** begin Given data **
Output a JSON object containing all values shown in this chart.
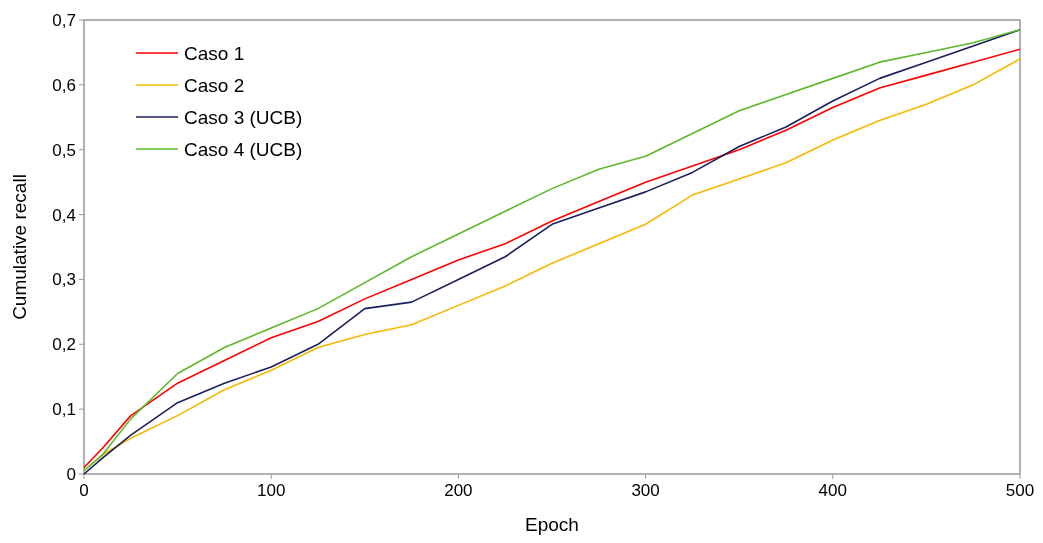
{
  "chart_data": {
    "type": "line",
    "xlabel": "Epoch",
    "ylabel": "Cumulative recall",
    "x": [
      0,
      10,
      25,
      50,
      75,
      100,
      125,
      150,
      175,
      200,
      225,
      250,
      275,
      300,
      325,
      350,
      375,
      400,
      425,
      450,
      475,
      500
    ],
    "series": [
      {
        "name": "Caso 1",
        "color": "#ff0000",
        "values": [
          0.01,
          0.04,
          0.09,
          0.14,
          0.175,
          0.21,
          0.235,
          0.27,
          0.3,
          0.33,
          0.355,
          0.39,
          0.42,
          0.45,
          0.475,
          0.5,
          0.53,
          0.565,
          0.595,
          0.615,
          0.635,
          0.655
        ]
      },
      {
        "name": "Caso 2",
        "color": "#f5b800",
        "values": [
          0.005,
          0.03,
          0.055,
          0.09,
          0.13,
          0.16,
          0.195,
          0.215,
          0.23,
          0.26,
          0.29,
          0.325,
          0.355,
          0.385,
          0.43,
          0.455,
          0.48,
          0.515,
          0.545,
          0.57,
          0.6,
          0.64
        ]
      },
      {
        "name": "Caso 3 (UCB)",
        "color": "#1a1f5e",
        "values": [
          0,
          0.025,
          0.06,
          0.11,
          0.14,
          0.165,
          0.2,
          0.255,
          0.265,
          0.3,
          0.335,
          0.385,
          0.41,
          0.435,
          0.465,
          0.505,
          0.535,
          0.575,
          0.61,
          0.635,
          0.66,
          0.685
        ]
      },
      {
        "name": "Caso 4 (UCB)",
        "color": "#5cb82a",
        "values": [
          0.005,
          0.03,
          0.085,
          0.155,
          0.195,
          0.225,
          0.255,
          0.295,
          0.335,
          0.37,
          0.405,
          0.44,
          0.47,
          0.49,
          0.525,
          0.56,
          0.585,
          0.61,
          0.635,
          0.65,
          0.665,
          0.685
        ]
      }
    ],
    "xlim": [
      0,
      500
    ],
    "xticks": [
      0,
      100,
      200,
      300,
      400,
      500
    ],
    "ylim": [
      0,
      0.7
    ],
    "yticks": [
      0,
      {
        "value": 0.1,
        "label": "0,1"
      },
      {
        "value": 0.2,
        "label": "0,2"
      },
      {
        "value": 0.3,
        "label": "0,3"
      },
      {
        "value": 0.4,
        "label": "0,4"
      },
      {
        "value": 0.5,
        "label": "0,5"
      },
      {
        "value": 0.6,
        "label": "0,6"
      },
      {
        "value": 0.7,
        "label": "0,7"
      }
    ],
    "legend": "top left",
    "grid": false
  }
}
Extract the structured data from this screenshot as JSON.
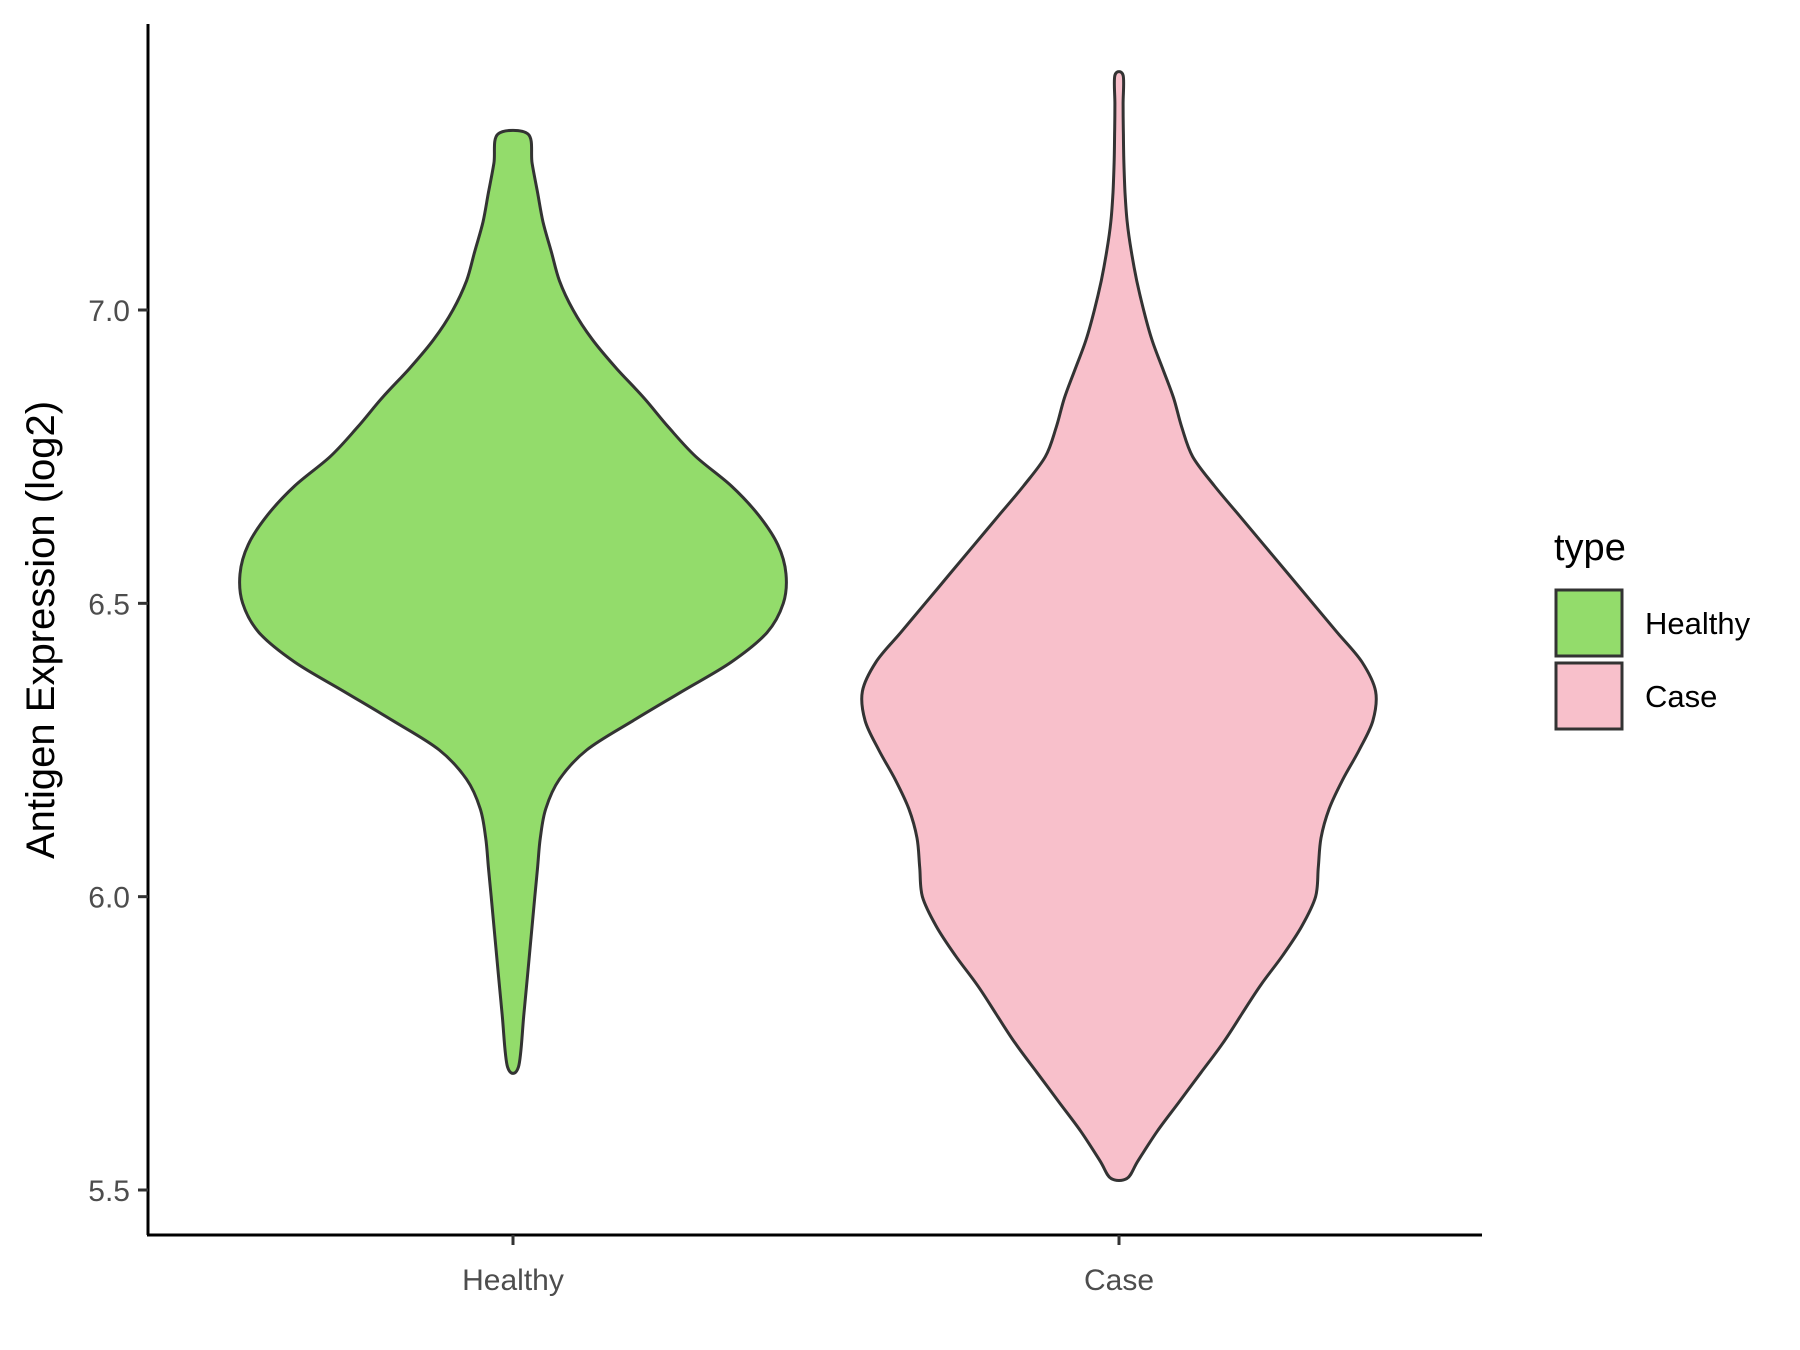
{
  "chart_data": {
    "type": "violin",
    "title": "",
    "xlabel": "",
    "ylabel": "Antigen Expression (log2)",
    "categories": [
      "Healthy",
      "Case"
    ],
    "ylim": [
      5.47,
      7.5
    ],
    "yticks": [
      5.5,
      6.0,
      6.5,
      7.0
    ],
    "ytick_labels": [
      "5.5",
      "6.0",
      "6.5",
      "7.0"
    ],
    "grid": false,
    "legend": {
      "title": "type",
      "position": "right",
      "entries": [
        "Healthy",
        "Case"
      ]
    },
    "series": [
      {
        "category": "Healthy",
        "color": "#93DC6B",
        "y_min": 5.71,
        "y_max": 7.3,
        "density_profile": [
          [
            5.71,
            0.02
          ],
          [
            5.8,
            0.04
          ],
          [
            5.9,
            0.06
          ],
          [
            6.0,
            0.08
          ],
          [
            6.05,
            0.09
          ],
          [
            6.1,
            0.1
          ],
          [
            6.15,
            0.12
          ],
          [
            6.2,
            0.17
          ],
          [
            6.25,
            0.27
          ],
          [
            6.3,
            0.44
          ],
          [
            6.35,
            0.62
          ],
          [
            6.4,
            0.8
          ],
          [
            6.45,
            0.93
          ],
          [
            6.5,
            0.99
          ],
          [
            6.55,
            1.0
          ],
          [
            6.6,
            0.97
          ],
          [
            6.65,
            0.9
          ],
          [
            6.7,
            0.8
          ],
          [
            6.75,
            0.67
          ],
          [
            6.8,
            0.57
          ],
          [
            6.85,
            0.48
          ],
          [
            6.9,
            0.38
          ],
          [
            6.95,
            0.29
          ],
          [
            7.0,
            0.22
          ],
          [
            7.05,
            0.17
          ],
          [
            7.1,
            0.14
          ],
          [
            7.15,
            0.11
          ],
          [
            7.2,
            0.09
          ],
          [
            7.25,
            0.07
          ],
          [
            7.3,
            0.055
          ]
        ]
      },
      {
        "category": "Case",
        "color": "#F8C0CB",
        "y_min": 5.52,
        "y_max": 7.4,
        "density_profile": [
          [
            5.52,
            0.03
          ],
          [
            5.55,
            0.07
          ],
          [
            5.6,
            0.14
          ],
          [
            5.65,
            0.22
          ],
          [
            5.7,
            0.3
          ],
          [
            5.75,
            0.38
          ],
          [
            5.8,
            0.45
          ],
          [
            5.85,
            0.52
          ],
          [
            5.9,
            0.6
          ],
          [
            5.95,
            0.67
          ],
          [
            6.0,
            0.72
          ],
          [
            6.05,
            0.73
          ],
          [
            6.1,
            0.74
          ],
          [
            6.15,
            0.77
          ],
          [
            6.2,
            0.82
          ],
          [
            6.25,
            0.88
          ],
          [
            6.3,
            0.93
          ],
          [
            6.35,
            0.94
          ],
          [
            6.4,
            0.89
          ],
          [
            6.45,
            0.8
          ],
          [
            6.5,
            0.71
          ],
          [
            6.55,
            0.62
          ],
          [
            6.6,
            0.53
          ],
          [
            6.65,
            0.44
          ],
          [
            6.7,
            0.35
          ],
          [
            6.75,
            0.27
          ],
          [
            6.8,
            0.23
          ],
          [
            6.85,
            0.2
          ],
          [
            6.9,
            0.16
          ],
          [
            6.95,
            0.12
          ],
          [
            7.0,
            0.09
          ],
          [
            7.05,
            0.065
          ],
          [
            7.1,
            0.045
          ],
          [
            7.15,
            0.03
          ],
          [
            7.2,
            0.022
          ],
          [
            7.25,
            0.018
          ],
          [
            7.3,
            0.016
          ],
          [
            7.35,
            0.015
          ],
          [
            7.4,
            0.015
          ]
        ]
      }
    ]
  }
}
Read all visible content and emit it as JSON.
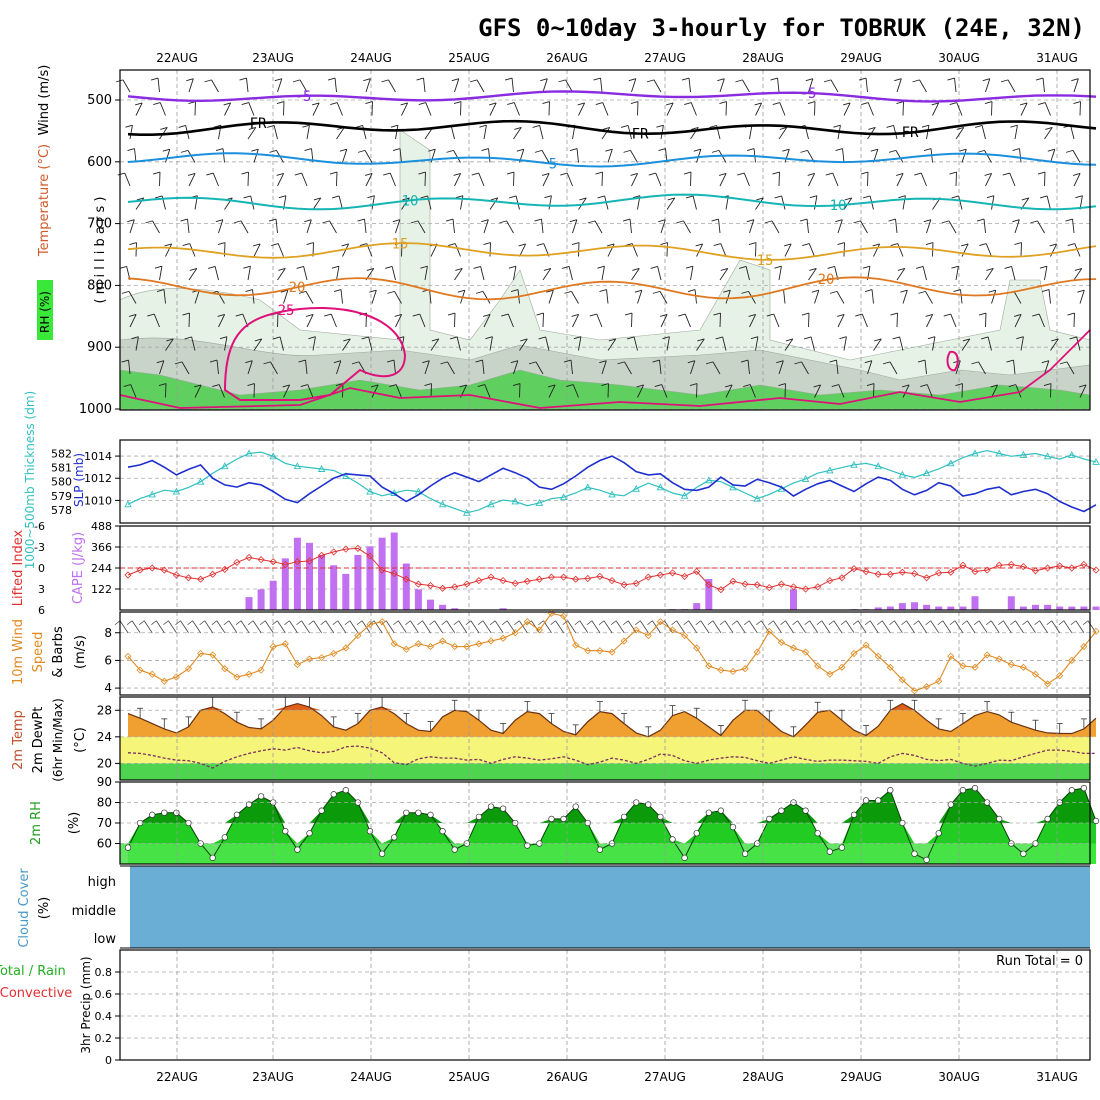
** end Given data **
Your objective:
Leave out the pictures and output the rest of the material exactly as written.

Reply:
Output a JSON object containing all values shown in this chart.
{
  "chart_data": {
    "type": "line",
    "xlabel": "Epoch",
    "ylabel": "Cumulative recall",
    "x": [
      0,
      10,
      25,
      50,
      75,
      100,
      125,
      150,
      175,
      200,
      225,
      250,
      275,
      300,
      325,
      350,
      375,
      400,
      425,
      450,
      475,
      500
    ],
    "series": [
      {
        "name": "Caso 1",
        "color": "#ff0000",
        "values": [
          0.01,
          0.04,
          0.09,
          0.14,
          0.175,
          0.21,
          0.235,
          0.27,
          0.3,
          0.33,
          0.355,
          0.39,
          0.42,
          0.45,
          0.475,
          0.5,
          0.53,
          0.565,
          0.595,
          0.615,
          0.635,
          0.655
        ]
      },
      {
        "name": "Caso 2",
        "color": "#f5b800",
        "values": [
          0.005,
          0.03,
          0.055,
          0.09,
          0.13,
          0.16,
          0.195,
          0.215,
          0.23,
          0.26,
          0.29,
          0.325,
          0.355,
          0.385,
          0.43,
          0.455,
          0.48,
          0.515,
          0.545,
          0.57,
          0.6,
          0.64
        ]
      },
      {
        "name": "Caso 3 (UCB)",
        "color": "#1a1f5e",
        "values": [
          0,
          0.025,
          0.06,
          0.11,
          0.14,
          0.165,
          0.2,
          0.255,
          0.265,
          0.3,
          0.335,
          0.385,
          0.41,
          0.435,
          0.465,
          0.505,
          0.535,
          0.575,
          0.61,
          0.635,
          0.66,
          0.685
        ]
      },
      {
        "name": "Caso 4 (UCB)",
        "color": "#5cb82a",
        "values": [
          0.005,
          0.03,
          0.085,
          0.155,
          0.195,
          0.225,
          0.255,
          0.295,
          0.335,
          0.37,
          0.405,
          0.44,
          0.47,
          0.49,
          0.525,
          0.56,
          0.585,
          0.61,
          0.635,
          0.65,
          0.665,
          0.685
        ]
      }
    ],
    "xlim": [
      0,
      500
    ],
    "xticks": [
      0,
      100,
      200,
      300,
      400,
      500
    ],
    "ylim": [
      0,
      0.7
    ],
    "yticks": [
      0,
      {
        "value": 0.1,
        "label": "0,1"
      },
      {
        "value": 0.2,
        "label": "0,2"
      },
      {
        "value": 0.3,
        "label": "0,3"
      },
      {
        "value": 0.4,
        "label": "0,4"
      },
      {
        "value": 0.5,
        "label": "0,5"
      },
      {
        "value": 0.6,
        "label": "0,6"
      },
      {
        "value": 0.7,
        "label": "0,7"
      }
    ],
    "legend": "top left",
    "grid": false
  }
}
Extract the structured data from this screenshot as JSON.
{
  "chart_data": {
    "type": "violin",
    "title": "",
    "xlabel": "",
    "ylabel": "Antigen Expression (log2)",
    "categories": [
      "Healthy",
      "Case"
    ],
    "ylim": [
      5.47,
      7.5
    ],
    "yticks": [
      5.5,
      6.0,
      6.5,
      7.0
    ],
    "ytick_labels": [
      "5.5",
      "6.0",
      "6.5",
      "7.0"
    ],
    "grid": false,
    "legend": {
      "title": "type",
      "position": "right",
      "entries": [
        "Healthy",
        "Case"
      ]
    },
    "series": [
      {
        "category": "Healthy",
        "color": "#93DC6B",
        "y_min": 5.71,
        "y_max": 7.3,
        "density_profile": [
          [
            5.71,
            0.02
          ],
          [
            5.8,
            0.04
          ],
          [
            5.9,
            0.06
          ],
          [
            6.0,
            0.08
          ],
          [
            6.05,
            0.09
          ],
          [
            6.1,
            0.1
          ],
          [
            6.15,
            0.12
          ],
          [
            6.2,
            0.17
          ],
          [
            6.25,
            0.27
          ],
          [
            6.3,
            0.44
          ],
          [
            6.35,
            0.62
          ],
          [
            6.4,
            0.8
          ],
          [
            6.45,
            0.93
          ],
          [
            6.5,
            0.99
          ],
          [
            6.55,
            1.0
          ],
          [
            6.6,
            0.97
          ],
          [
            6.65,
            0.9
          ],
          [
            6.7,
            0.8
          ],
          [
            6.75,
            0.67
          ],
          [
            6.8,
            0.57
          ],
          [
            6.85,
            0.48
          ],
          [
            6.9,
            0.38
          ],
          [
            6.95,
            0.29
          ],
          [
            7.0,
            0.22
          ],
          [
            7.05,
            0.17
          ],
          [
            7.1,
            0.14
          ],
          [
            7.15,
            0.11
          ],
          [
            7.2,
            0.09
          ],
          [
            7.25,
            0.07
          ],
          [
            7.3,
            0.055
          ]
        ]
      },
      {
        "category": "Case",
        "color": "#F8C0CB",
        "y_min": 5.52,
        "y_max": 7.4,
        "density_profile": [
          [
            5.52,
            0.03
          ],
          [
            5.55,
            0.07
          ],
          [
            5.6,
            0.14
          ],
          [
            5.65,
            0.22
          ],
          [
            5.7,
            0.3
          ],
          [
            5.75,
            0.38
          ],
          [
            5.8,
            0.45
          ],
          [
            5.85,
            0.52
          ],
          [
            5.9,
            0.6
          ],
          [
            5.95,
            0.67
          ],
          [
            6.0,
            0.72
          ],
          [
            6.05,
            0.73
          ],
          [
            6.1,
            0.74
          ],
          [
            6.15,
            0.77
          ],
          [
            6.2,
            0.82
          ],
          [
            6.25,
            0.88
          ],
          [
            6.3,
            0.93
          ],
          [
            6.35,
            0.94
          ],
          [
            6.4,
            0.89
          ],
          [
            6.45,
            0.8
          ],
          [
            6.5,
            0.71
          ],
          [
            6.55,
            0.62
          ],
          [
            6.6,
            0.53
          ],
          [
            6.65,
            0.44
          ],
          [
            6.7,
            0.35
          ],
          [
            6.75,
            0.27
          ],
          [
            6.8,
            0.23
          ],
          [
            6.85,
            0.2
          ],
          [
            6.9,
            0.16
          ],
          [
            6.95,
            0.12
          ],
          [
            7.0,
            0.09
          ],
          [
            7.05,
            0.065
          ],
          [
            7.1,
            0.045
          ],
          [
            7.15,
            0.03
          ],
          [
            7.2,
            0.022
          ],
          [
            7.25,
            0.018
          ],
          [
            7.3,
            0.016
          ],
          [
            7.35,
            0.015
          ],
          [
            7.4,
            0.015
          ]
        ]
      }
    ]
  }
}
Read all visible content and emit it as JSON.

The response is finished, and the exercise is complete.